Records from a dataset
------

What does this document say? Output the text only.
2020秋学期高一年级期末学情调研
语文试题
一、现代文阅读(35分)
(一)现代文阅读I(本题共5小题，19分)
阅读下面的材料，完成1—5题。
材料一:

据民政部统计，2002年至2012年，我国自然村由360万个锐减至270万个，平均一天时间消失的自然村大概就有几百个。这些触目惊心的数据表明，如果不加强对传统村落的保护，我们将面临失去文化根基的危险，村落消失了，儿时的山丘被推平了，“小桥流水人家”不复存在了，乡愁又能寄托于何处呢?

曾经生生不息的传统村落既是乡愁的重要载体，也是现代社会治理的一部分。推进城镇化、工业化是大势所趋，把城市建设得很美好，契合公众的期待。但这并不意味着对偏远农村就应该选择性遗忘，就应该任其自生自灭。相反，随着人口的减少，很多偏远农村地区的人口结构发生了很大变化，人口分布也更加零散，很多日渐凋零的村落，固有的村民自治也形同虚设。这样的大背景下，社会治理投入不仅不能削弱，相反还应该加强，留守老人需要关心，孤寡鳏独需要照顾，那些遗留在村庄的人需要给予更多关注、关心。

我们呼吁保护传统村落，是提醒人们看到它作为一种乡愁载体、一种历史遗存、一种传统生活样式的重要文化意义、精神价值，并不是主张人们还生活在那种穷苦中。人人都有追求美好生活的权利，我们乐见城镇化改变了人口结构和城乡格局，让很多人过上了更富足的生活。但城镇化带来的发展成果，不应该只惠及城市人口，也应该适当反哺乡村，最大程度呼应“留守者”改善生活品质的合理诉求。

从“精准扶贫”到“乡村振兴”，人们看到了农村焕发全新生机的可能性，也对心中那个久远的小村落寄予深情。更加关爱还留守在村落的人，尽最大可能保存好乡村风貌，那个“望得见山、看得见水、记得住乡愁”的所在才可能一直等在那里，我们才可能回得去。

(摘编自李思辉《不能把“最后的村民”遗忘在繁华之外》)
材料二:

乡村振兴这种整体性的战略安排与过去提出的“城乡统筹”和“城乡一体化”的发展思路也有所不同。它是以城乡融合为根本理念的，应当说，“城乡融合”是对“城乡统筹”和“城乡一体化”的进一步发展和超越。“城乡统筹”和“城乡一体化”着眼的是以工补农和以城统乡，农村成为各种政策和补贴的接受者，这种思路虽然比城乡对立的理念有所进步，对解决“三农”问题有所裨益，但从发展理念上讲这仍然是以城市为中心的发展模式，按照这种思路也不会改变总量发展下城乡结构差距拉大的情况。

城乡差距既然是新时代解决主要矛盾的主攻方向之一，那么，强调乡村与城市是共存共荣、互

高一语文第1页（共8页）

------

◆ THE TASK ◆
Each line of the material must be restated exactly.

◆ SOLUTION BELOW ◆
What does this document say? Output the text only.
2020秋学期高一年级期末学情调研
语文试题
一、现代文阅读(35分)
(一)现代文阅读I(本题共5小题，19分)
阅读下面的材料，完成1—5题。
材料一:

据民政部统计，2002年至2012年，我国自然村由360万个锐减至270万个，平均一天时间消失的自然村大概就有几百个。这些触目惊心的数据表明，如果不加强对传统村落的保护，我们将面临失去文化根基的危险，村落消失了，儿时的山丘被推平了，“小桥流水人家”不复存在了，乡愁又能寄托于何处呢?

曾经生生不息的传统村落既是乡愁的重要载体，也是现代社会治理的一部分。推进城镇化、工业化是大势所趋，把城市建设得很美好，契合公众的期待。但这并不意味着对偏远农村就应该选择性遗忘，就应该任其自生自灭。相反，随着人口的减少，很多偏远农村地区的人口结构发生了很大变化，人口分布也更加零散，很多日渐凋零的村落，固有的村民自治也形同虚设。这样的大背景下，社会治理投入不仅不能削弱，相反还应该加强，留守老人需要关心，孤寡鳏独需要照顾，那些遗留在村庄的人需要给予更多关注、关心。

我们呼吁保护传统村落，是提醒人们看到它作为一种乡愁载体、一种历史遗存、一种传统生活样式的重要文化意义、精神价值，并不是主张人们还生活在那种穷苦中。人人都有追求美好生活的权利，我们乐见城镇化改变了人口结构和城乡格局，让很多人过上了更富足的生活。但城镇化带来的发展成果，不应该只惠及城市人口，也应该适当反哺乡村，最大程度呼应“留守者”改善生活品质的合理诉求。

从“精准扶贫”到“乡村振兴”，人们看到了农村焕发全新生机的可能性，也对心中那个久远的小村落寄予深情。更加关爱还留守在村落的人，尽最大可能保存好乡村风貌，那个“望得见山、看得见水、记得住乡愁”的所在才可能一直等在那里，我们才可能回得去。

(摘编自李思辉《不能把“最后的村民”遗忘在繁华之外》)
材料二:

乡村振兴这种整体性的战略安排与过去提出的“城乡统筹”和“城乡一体化”的发展思路也有所不同。它是以城乡融合为根本理念的，应当说，“城乡融合”是对“城乡统筹”和“城乡一体化”的进一步发展和超越。“城乡统筹”和“城乡一体化”着眼的是以工补农和以城统乡，农村成为各种政策和补贴的接受者，这种思路虽然比城乡对立的理念有所进步，对解决“三农”问题有所裨益，但从发展理念上讲这仍然是以城市为中心的发展模式，按照这种思路也不会改变总量发展下城乡结构差距拉大的情况。

城乡差距既然是新时代解决主要矛盾的主攻方向之一，那么，强调乡村与城市是共存共荣、互

高一语文第1页（共8页）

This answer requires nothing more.